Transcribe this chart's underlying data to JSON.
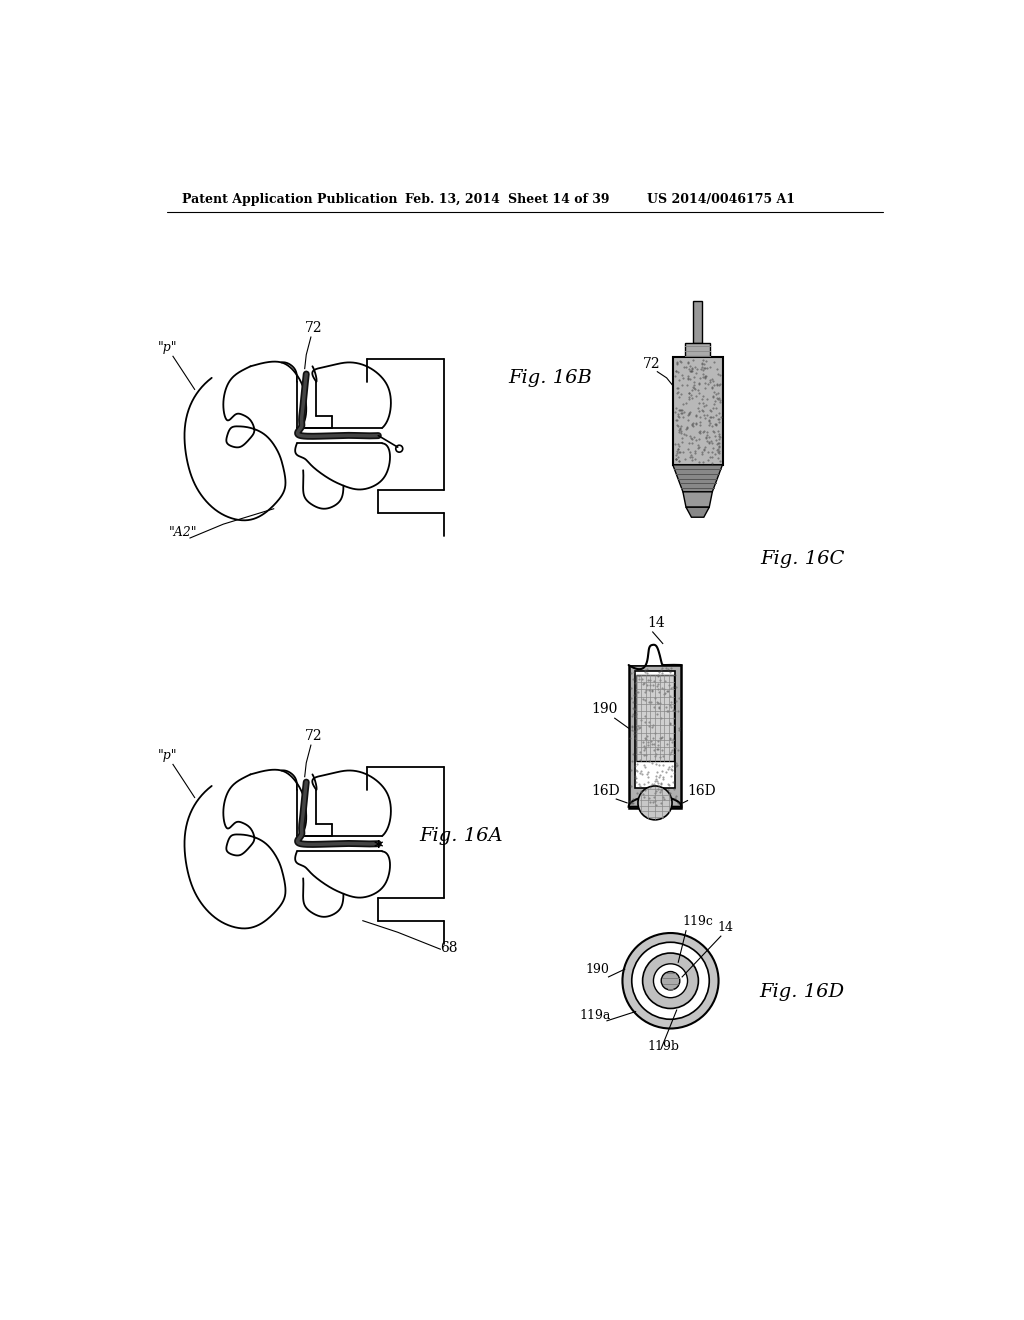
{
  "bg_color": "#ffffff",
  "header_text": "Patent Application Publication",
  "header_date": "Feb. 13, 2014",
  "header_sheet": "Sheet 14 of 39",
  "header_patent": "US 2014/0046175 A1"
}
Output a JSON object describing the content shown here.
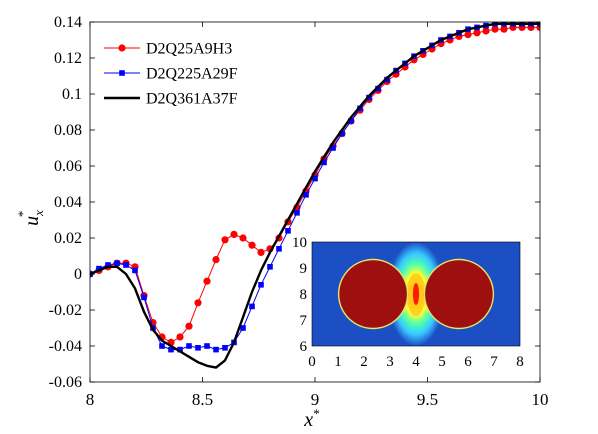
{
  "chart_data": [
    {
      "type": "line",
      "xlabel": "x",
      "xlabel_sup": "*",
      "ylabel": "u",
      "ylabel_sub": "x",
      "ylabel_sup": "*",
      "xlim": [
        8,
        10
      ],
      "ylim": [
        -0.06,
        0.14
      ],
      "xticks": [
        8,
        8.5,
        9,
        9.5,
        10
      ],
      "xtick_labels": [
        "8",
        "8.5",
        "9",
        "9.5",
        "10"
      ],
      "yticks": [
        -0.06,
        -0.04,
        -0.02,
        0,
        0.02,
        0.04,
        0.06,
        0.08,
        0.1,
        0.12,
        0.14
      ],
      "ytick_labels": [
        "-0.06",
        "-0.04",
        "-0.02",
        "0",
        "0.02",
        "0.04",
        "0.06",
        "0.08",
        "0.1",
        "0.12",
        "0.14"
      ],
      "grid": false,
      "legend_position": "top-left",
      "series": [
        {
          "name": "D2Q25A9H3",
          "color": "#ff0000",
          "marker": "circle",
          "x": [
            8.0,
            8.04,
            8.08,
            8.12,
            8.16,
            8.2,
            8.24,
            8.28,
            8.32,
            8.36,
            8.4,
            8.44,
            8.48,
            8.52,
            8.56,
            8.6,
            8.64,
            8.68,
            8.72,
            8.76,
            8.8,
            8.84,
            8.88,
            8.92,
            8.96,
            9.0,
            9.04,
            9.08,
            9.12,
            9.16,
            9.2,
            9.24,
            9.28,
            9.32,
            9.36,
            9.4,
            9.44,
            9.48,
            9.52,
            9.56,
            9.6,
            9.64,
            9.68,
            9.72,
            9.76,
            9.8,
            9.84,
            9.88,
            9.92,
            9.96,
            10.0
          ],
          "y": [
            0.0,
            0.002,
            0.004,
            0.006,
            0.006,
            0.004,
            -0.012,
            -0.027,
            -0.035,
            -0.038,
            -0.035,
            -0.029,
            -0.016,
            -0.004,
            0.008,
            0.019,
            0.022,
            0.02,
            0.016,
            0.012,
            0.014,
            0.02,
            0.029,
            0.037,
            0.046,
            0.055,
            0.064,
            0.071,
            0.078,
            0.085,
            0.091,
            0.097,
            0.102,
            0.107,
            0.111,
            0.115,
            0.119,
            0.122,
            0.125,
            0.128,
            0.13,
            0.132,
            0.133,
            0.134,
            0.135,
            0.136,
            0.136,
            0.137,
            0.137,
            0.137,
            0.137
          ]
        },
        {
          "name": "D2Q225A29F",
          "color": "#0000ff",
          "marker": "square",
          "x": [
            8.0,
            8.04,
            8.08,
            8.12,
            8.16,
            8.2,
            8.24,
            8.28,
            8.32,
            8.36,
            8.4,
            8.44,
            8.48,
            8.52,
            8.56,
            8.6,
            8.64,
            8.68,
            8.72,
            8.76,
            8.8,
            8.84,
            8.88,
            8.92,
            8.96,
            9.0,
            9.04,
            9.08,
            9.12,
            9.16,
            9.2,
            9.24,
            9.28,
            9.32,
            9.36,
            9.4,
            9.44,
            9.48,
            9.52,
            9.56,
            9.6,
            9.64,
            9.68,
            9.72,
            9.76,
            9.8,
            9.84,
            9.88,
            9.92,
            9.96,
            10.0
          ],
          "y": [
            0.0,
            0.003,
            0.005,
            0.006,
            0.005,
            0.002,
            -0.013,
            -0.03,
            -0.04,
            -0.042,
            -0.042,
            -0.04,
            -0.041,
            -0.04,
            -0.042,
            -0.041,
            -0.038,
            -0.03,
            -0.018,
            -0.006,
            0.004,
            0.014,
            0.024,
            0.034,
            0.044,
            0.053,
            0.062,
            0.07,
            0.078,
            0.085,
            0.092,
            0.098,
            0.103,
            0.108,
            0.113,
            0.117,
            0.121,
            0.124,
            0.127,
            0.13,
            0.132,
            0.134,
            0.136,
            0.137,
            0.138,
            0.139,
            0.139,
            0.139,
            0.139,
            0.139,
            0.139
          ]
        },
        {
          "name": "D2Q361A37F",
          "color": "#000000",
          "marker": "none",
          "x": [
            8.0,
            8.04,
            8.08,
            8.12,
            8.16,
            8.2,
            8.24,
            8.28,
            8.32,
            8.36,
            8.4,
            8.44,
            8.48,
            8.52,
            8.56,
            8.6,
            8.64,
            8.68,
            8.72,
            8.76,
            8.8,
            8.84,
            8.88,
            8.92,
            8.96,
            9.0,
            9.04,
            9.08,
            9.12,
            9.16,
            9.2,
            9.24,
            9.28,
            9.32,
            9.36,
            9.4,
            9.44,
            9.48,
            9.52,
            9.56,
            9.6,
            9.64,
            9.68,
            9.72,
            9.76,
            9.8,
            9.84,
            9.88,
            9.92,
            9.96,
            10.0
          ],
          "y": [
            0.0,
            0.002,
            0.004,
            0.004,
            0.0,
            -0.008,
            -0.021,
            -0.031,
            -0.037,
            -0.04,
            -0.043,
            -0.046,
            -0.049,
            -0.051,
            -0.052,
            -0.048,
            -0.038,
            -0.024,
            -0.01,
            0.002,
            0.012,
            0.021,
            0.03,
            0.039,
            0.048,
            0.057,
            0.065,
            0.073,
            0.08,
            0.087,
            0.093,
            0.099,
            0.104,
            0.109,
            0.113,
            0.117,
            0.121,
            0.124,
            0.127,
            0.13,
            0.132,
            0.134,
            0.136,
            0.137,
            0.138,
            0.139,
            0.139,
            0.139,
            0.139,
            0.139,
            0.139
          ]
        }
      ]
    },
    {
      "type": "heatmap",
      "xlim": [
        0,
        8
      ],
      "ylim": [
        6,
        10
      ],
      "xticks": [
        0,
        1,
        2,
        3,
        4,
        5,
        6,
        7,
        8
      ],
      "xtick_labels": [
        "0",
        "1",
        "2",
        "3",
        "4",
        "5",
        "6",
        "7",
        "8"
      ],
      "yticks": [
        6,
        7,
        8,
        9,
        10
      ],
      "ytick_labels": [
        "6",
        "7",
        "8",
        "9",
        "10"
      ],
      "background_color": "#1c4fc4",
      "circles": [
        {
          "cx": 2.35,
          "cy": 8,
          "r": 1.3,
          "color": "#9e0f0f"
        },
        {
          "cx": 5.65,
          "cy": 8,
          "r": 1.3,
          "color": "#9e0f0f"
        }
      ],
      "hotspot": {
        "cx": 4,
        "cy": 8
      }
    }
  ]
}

(Given exercise) Find the string "JSON" in the listing and return every line that holds it.

(The output)
Transcribe this chart's underlying data to JSON.
Output a JSON object describing the content shown here.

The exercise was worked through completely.